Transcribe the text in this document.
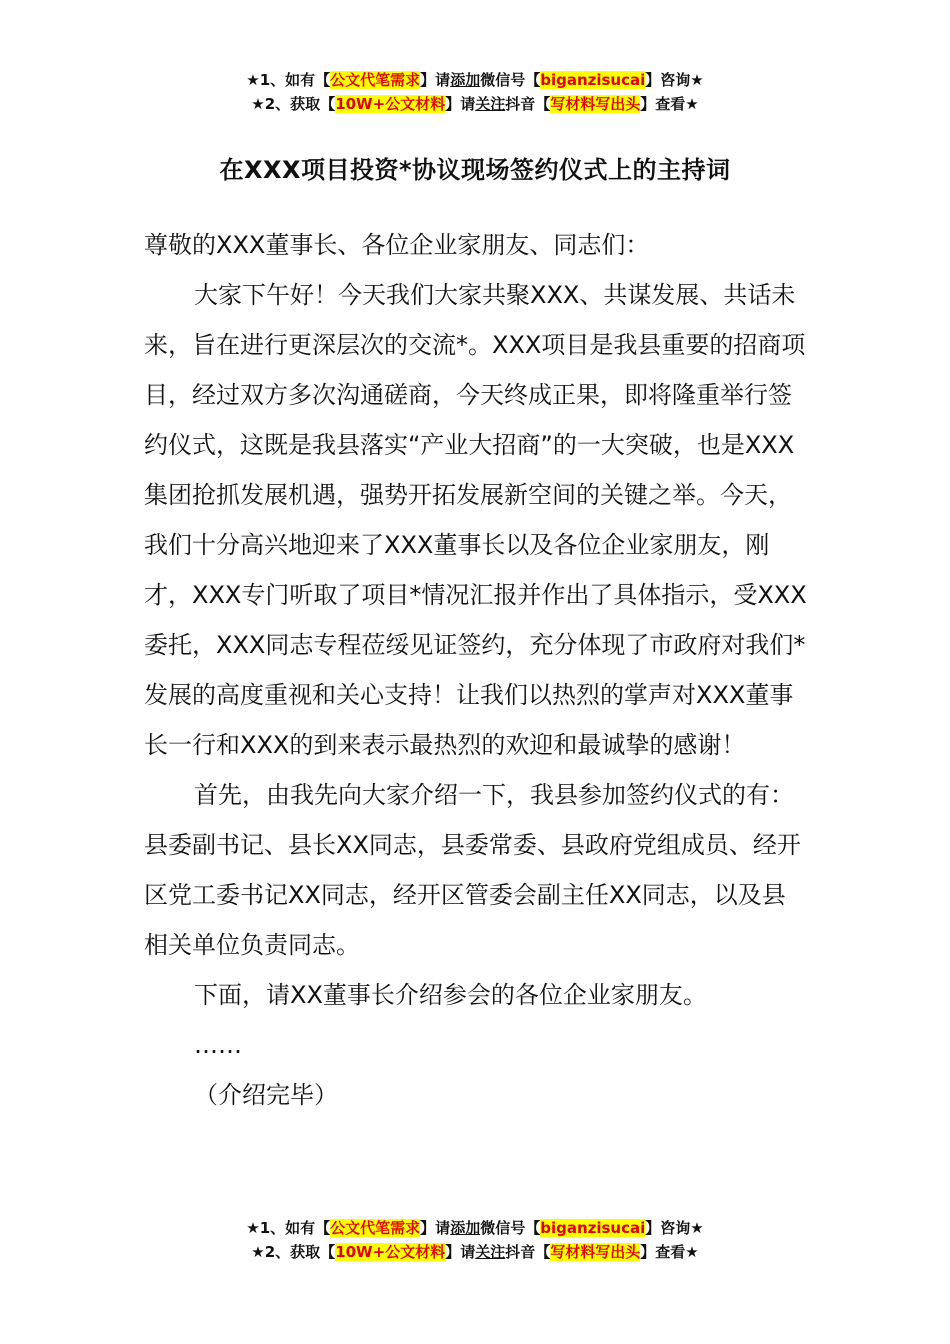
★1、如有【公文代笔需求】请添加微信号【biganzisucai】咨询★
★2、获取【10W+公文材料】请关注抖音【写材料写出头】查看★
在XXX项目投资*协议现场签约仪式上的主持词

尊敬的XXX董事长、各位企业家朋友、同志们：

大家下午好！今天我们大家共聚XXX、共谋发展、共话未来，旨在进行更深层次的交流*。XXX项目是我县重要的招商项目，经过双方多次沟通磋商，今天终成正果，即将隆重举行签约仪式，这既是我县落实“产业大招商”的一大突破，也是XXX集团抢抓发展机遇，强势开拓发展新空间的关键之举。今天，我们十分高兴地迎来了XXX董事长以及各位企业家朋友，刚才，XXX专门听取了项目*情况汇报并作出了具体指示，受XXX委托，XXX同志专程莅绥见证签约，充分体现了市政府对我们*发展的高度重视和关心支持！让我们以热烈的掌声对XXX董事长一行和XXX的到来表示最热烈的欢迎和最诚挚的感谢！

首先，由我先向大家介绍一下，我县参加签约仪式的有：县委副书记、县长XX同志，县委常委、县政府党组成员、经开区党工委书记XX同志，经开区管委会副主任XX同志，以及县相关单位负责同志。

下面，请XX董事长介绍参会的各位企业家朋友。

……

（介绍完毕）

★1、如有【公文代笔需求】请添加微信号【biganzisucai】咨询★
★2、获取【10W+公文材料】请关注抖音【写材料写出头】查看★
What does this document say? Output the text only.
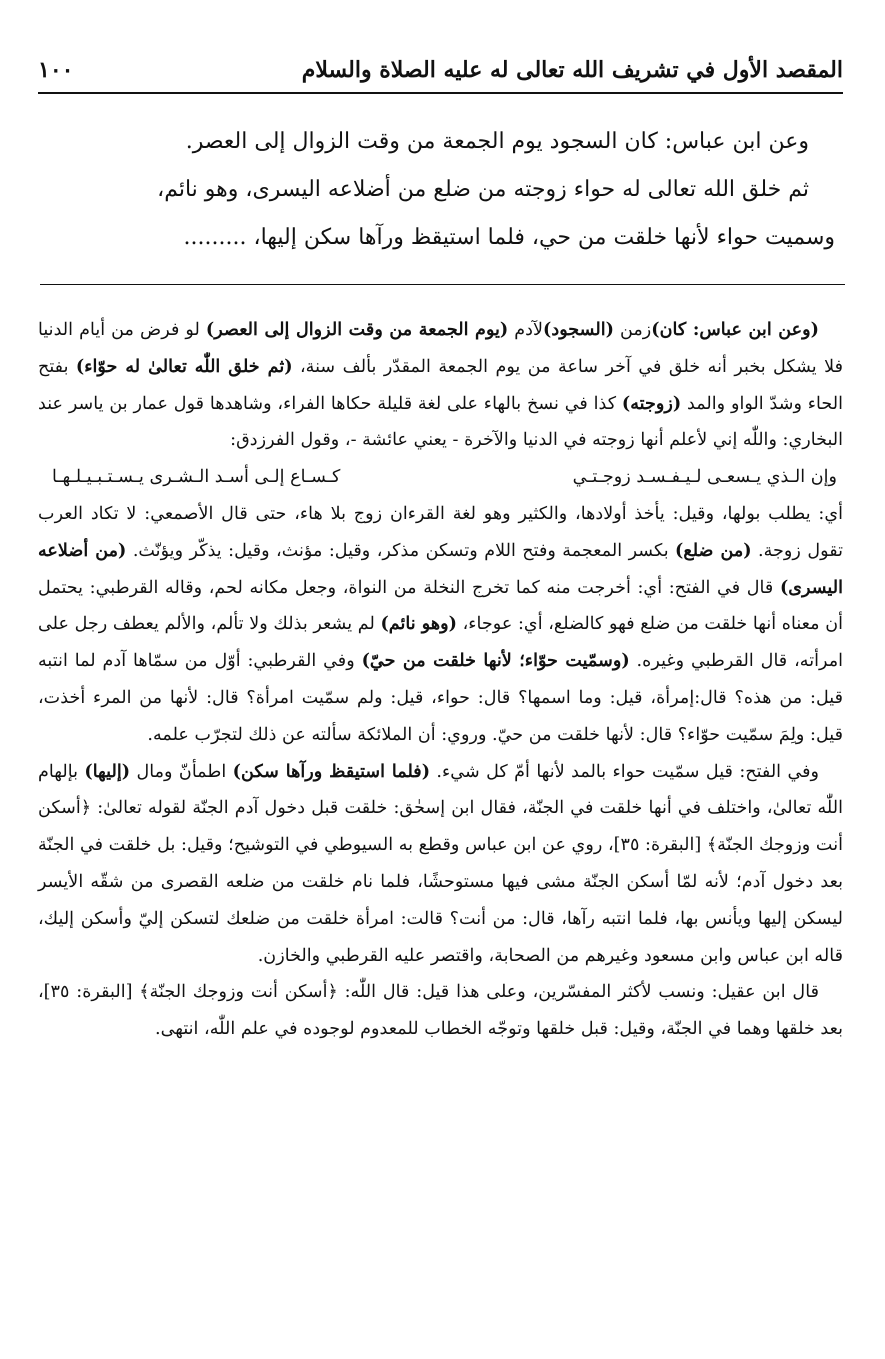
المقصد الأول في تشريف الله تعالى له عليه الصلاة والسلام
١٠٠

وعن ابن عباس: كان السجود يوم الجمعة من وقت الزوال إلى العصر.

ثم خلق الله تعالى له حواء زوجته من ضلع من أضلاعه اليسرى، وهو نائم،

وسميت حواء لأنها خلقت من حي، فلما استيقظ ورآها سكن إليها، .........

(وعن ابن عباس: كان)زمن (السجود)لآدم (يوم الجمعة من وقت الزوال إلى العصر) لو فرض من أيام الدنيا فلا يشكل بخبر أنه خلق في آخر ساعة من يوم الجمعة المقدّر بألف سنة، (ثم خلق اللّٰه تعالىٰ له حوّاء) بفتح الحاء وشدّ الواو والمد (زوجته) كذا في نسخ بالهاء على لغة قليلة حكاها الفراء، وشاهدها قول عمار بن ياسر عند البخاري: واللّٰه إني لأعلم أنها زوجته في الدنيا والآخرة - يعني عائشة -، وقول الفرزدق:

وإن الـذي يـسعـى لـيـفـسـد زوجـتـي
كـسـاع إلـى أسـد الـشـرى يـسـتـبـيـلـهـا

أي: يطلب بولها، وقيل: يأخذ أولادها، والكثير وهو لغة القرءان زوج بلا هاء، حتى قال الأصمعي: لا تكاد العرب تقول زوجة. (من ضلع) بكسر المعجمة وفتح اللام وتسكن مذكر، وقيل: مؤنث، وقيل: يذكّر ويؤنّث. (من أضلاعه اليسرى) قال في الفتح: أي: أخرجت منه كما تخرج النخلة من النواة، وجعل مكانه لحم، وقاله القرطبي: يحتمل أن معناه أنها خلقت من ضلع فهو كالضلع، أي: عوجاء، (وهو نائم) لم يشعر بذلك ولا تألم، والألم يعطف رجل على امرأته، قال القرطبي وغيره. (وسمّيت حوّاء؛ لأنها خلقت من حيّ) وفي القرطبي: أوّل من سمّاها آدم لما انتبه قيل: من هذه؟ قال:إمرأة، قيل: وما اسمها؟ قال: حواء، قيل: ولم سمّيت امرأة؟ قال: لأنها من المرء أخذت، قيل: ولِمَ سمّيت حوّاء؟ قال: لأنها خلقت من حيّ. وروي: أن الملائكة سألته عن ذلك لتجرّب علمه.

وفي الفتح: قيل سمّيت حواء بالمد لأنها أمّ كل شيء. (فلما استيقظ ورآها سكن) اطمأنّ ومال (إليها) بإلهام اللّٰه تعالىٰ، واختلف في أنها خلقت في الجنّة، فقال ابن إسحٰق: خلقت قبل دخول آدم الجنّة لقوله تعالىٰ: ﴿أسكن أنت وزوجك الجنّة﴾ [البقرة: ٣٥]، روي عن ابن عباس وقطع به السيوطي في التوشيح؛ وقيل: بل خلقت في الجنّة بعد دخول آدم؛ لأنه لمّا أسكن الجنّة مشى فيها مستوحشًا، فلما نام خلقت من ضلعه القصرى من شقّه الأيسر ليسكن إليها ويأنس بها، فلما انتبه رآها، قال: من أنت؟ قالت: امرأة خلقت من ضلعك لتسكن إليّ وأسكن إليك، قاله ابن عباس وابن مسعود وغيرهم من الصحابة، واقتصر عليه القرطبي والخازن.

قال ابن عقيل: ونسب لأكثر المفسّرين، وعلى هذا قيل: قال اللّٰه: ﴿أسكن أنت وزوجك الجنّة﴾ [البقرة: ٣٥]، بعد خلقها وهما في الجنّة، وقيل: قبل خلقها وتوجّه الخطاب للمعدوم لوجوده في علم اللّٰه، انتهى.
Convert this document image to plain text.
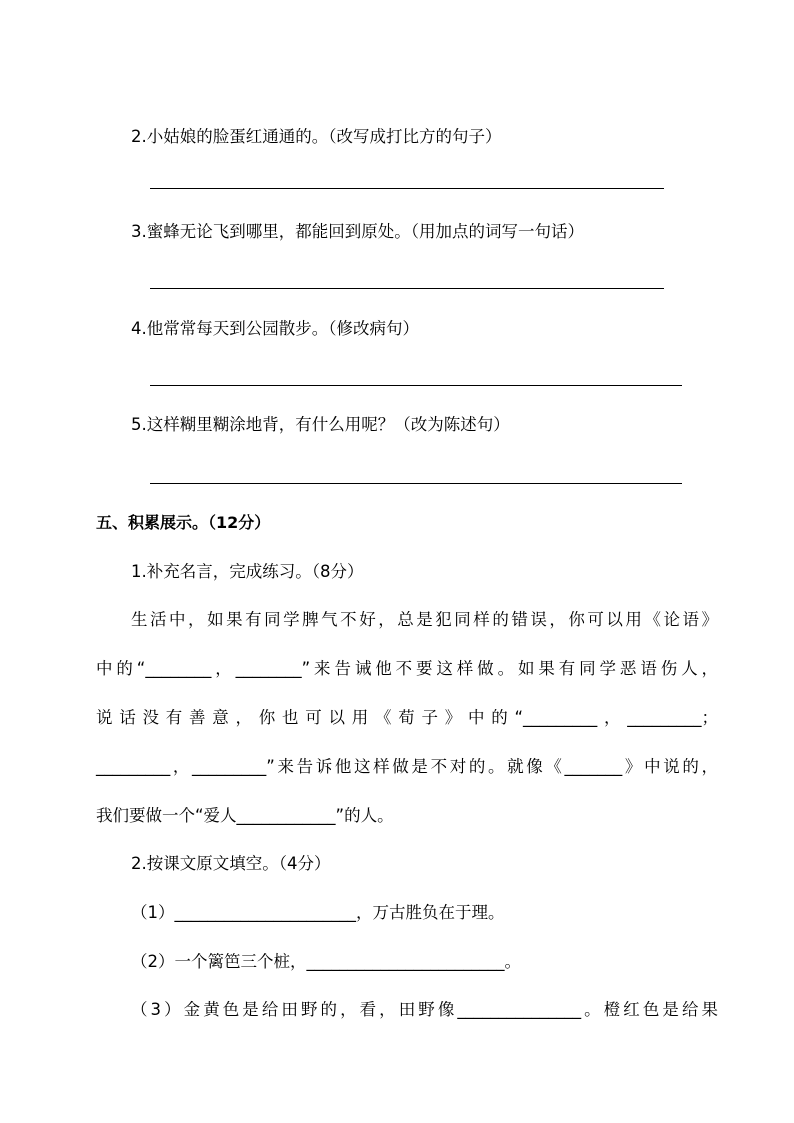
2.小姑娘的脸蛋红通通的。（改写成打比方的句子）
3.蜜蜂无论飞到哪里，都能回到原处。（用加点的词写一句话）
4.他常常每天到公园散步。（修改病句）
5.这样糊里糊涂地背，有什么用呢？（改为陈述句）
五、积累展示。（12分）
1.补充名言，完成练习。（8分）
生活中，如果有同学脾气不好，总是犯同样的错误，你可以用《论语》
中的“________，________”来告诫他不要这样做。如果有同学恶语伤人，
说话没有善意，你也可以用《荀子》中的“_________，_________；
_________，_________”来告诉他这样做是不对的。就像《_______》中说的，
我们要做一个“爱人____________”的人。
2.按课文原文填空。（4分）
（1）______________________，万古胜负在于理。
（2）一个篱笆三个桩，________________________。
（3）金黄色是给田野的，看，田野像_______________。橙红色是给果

********

» TASK OBJECTIVE: Pull out all lines of the data with the string "زوجته".

» FULL RESPONSE:
ثم خلق الله تعالى له حواء زوجته من ضلع من أضلاعه اليسرى، وهو نائم،
(وعن ابن عباس: كان)زمن (السجود)لآدم (يوم الجمعة من وقت الزوال إلى العصر) لو فرض من أيام الدنيا فلا يشكل بخبر أنه خلق في آخر ساعة من يوم الجمعة المقدّر بألف سنة، (ثم خلق اللّٰه تعالىٰ له حوّاء) بفتح الحاء وشدّ الواو والمد (زوجته) كذا في نسخ بالهاء على لغة قليلة حكاها الفراء، وشاهدها قول عمار بن ياسر عند البخاري: واللّٰه إني لأعلم أنها زوجته في الدنيا والآخرة - يعني عائشة -، وقول الفرزدق:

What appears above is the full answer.